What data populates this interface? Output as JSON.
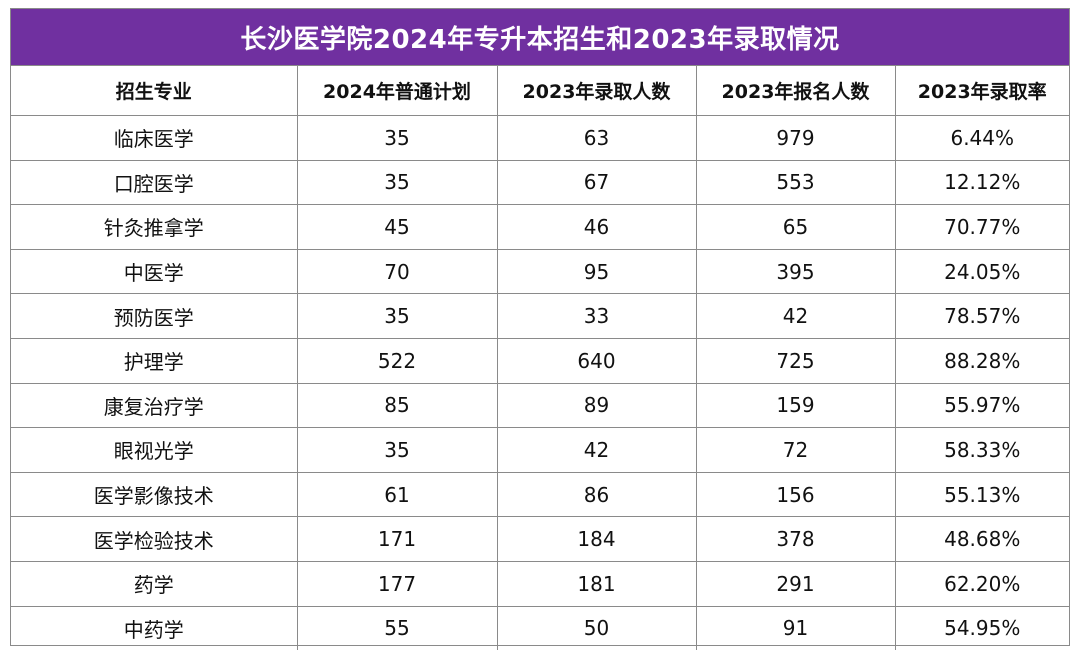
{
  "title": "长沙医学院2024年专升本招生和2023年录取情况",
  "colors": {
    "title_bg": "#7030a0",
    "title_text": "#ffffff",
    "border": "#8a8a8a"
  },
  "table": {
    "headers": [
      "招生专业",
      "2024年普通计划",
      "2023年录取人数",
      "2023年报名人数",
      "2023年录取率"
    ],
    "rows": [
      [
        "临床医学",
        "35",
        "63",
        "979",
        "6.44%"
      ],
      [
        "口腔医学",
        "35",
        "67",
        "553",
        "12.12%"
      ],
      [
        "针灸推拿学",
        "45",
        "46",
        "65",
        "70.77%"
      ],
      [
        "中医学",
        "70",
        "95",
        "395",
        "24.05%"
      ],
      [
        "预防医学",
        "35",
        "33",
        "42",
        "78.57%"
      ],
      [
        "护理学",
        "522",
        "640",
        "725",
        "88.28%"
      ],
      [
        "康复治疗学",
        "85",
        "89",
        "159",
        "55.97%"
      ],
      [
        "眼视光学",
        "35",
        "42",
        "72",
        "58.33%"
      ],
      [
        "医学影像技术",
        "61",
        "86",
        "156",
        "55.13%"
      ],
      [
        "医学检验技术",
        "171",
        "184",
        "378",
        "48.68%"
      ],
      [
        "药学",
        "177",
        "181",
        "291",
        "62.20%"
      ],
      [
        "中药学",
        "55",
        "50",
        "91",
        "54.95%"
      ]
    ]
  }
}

==========

Your copy of the data above should match it exactly, except that pictures are left out.

What data populates this interface? Output as JSON.
{
  "title": "长沙医学院2024年专升本招生和2023年录取情况",
  "colors": {
    "title_bg": "#7030a0",
    "title_text": "#ffffff",
    "border": "#8a8a8a"
  },
  "table": {
    "headers": [
      "招生专业",
      "2024年普通计划",
      "2023年录取人数",
      "2023年报名人数",
      "2023年录取率"
    ],
    "rows": [
      [
        "临床医学",
        "35",
        "63",
        "979",
        "6.44%"
      ],
      [
        "口腔医学",
        "35",
        "67",
        "553",
        "12.12%"
      ],
      [
        "针灸推拿学",
        "45",
        "46",
        "65",
        "70.77%"
      ],
      [
        "中医学",
        "70",
        "95",
        "395",
        "24.05%"
      ],
      [
        "预防医学",
        "35",
        "33",
        "42",
        "78.57%"
      ],
      [
        "护理学",
        "522",
        "640",
        "725",
        "88.28%"
      ],
      [
        "康复治疗学",
        "85",
        "89",
        "159",
        "55.97%"
      ],
      [
        "眼视光学",
        "35",
        "42",
        "72",
        "58.33%"
      ],
      [
        "医学影像技术",
        "61",
        "86",
        "156",
        "55.13%"
      ],
      [
        "医学检验技术",
        "171",
        "184",
        "378",
        "48.68%"
      ],
      [
        "药学",
        "177",
        "181",
        "291",
        "62.20%"
      ],
      [
        "中药学",
        "55",
        "50",
        "91",
        "54.95%"
      ]
    ]
  }
}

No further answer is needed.